[Given exercise] Scan the listing that follows and report how many lines contain "this". Write the number alone.

[Rows]

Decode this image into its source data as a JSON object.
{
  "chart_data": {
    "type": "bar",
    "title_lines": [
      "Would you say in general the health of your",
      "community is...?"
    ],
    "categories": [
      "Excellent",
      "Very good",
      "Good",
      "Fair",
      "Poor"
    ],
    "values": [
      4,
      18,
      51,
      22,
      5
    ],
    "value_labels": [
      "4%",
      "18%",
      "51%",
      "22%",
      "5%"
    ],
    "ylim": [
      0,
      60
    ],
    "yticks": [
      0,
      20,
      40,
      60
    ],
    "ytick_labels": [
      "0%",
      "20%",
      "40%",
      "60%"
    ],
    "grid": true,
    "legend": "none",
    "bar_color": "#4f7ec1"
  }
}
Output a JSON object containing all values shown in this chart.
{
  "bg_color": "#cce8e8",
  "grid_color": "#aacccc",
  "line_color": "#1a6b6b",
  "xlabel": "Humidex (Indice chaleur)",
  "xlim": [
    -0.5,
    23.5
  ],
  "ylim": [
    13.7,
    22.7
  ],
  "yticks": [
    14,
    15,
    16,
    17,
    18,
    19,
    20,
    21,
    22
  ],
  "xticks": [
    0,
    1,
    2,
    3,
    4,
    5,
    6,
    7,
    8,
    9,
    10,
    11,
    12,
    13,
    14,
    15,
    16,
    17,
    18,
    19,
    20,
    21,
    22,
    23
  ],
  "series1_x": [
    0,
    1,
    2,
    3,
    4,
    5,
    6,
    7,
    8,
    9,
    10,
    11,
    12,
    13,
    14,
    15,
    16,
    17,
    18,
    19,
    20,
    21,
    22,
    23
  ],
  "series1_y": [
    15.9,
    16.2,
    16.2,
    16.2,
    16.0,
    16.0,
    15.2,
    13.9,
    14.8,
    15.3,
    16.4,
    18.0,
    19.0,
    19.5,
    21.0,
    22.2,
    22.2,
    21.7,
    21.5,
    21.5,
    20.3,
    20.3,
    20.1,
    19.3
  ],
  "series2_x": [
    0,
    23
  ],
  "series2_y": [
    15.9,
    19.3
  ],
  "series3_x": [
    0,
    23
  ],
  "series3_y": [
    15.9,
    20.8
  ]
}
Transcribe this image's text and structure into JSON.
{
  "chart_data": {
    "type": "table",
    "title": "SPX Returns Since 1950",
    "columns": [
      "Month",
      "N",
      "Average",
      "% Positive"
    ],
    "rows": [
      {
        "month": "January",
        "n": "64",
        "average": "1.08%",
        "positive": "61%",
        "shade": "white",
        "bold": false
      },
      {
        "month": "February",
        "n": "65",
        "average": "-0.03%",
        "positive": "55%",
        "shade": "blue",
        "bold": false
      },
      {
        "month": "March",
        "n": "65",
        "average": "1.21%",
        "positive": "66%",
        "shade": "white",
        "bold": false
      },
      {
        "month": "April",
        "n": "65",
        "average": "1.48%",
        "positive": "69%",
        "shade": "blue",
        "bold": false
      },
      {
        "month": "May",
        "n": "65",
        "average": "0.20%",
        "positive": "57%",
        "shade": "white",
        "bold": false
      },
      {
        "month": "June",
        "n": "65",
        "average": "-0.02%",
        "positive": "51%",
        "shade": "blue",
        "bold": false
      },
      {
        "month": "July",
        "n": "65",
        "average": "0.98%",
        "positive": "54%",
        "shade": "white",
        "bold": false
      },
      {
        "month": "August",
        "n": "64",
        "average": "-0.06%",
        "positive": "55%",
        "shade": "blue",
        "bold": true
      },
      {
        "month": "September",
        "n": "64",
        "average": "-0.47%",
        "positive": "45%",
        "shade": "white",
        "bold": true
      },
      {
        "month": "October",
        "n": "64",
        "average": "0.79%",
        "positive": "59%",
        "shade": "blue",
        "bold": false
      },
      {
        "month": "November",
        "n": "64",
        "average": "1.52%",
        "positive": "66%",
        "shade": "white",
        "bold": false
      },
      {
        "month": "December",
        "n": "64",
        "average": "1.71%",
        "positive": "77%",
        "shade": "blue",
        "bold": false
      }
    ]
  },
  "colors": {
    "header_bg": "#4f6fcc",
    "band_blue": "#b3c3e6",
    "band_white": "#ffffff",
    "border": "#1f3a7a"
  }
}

[Completed task] 3